Begin

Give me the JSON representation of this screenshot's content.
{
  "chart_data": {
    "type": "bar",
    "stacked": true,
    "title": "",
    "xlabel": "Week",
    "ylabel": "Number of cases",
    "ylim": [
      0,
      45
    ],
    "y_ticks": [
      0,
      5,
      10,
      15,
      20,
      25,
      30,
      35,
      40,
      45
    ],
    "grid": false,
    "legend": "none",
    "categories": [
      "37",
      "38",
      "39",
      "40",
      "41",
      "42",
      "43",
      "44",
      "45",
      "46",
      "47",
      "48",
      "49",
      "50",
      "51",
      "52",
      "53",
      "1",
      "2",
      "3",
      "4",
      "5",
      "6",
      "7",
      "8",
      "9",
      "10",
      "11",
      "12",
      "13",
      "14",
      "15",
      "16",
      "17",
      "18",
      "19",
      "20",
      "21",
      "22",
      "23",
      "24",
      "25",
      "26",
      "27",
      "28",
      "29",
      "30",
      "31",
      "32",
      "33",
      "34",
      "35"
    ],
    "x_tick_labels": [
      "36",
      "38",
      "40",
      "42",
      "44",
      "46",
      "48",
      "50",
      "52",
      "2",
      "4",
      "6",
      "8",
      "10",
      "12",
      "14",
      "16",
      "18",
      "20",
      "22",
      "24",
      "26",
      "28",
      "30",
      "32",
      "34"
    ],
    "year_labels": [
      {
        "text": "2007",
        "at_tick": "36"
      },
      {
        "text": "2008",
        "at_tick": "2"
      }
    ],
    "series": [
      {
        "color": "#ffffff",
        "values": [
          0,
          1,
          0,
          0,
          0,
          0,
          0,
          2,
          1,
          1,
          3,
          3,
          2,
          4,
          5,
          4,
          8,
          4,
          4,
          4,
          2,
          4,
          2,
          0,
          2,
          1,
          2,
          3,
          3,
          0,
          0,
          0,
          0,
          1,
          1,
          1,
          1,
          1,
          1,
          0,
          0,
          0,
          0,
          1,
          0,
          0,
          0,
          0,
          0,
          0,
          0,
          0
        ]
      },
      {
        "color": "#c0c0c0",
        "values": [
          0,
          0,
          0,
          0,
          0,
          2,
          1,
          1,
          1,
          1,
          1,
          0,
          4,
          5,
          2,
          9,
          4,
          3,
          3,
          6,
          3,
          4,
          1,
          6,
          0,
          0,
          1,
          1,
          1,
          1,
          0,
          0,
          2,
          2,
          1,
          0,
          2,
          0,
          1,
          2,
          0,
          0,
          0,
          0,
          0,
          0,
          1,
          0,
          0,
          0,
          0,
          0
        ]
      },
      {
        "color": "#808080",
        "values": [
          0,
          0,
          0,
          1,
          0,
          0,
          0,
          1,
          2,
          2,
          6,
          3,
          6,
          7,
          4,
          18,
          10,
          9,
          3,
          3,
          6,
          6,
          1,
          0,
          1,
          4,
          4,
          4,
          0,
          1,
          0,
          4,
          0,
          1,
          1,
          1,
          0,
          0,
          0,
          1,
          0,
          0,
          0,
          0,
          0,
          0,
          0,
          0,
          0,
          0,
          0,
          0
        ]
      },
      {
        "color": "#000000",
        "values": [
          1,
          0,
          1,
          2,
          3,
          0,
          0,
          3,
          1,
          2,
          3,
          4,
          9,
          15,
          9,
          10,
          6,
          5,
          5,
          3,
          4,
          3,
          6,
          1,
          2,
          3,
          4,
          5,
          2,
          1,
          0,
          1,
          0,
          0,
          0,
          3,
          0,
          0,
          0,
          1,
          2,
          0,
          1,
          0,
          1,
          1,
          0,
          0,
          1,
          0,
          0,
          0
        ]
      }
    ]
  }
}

End

• THE TASK: Show every line above in which the word "color" occurs.

• RIGHT ANSWER:
        "color": "#ffffff",
        "color": "#c0c0c0",
        "color": "#808080",
        "color": "#000000",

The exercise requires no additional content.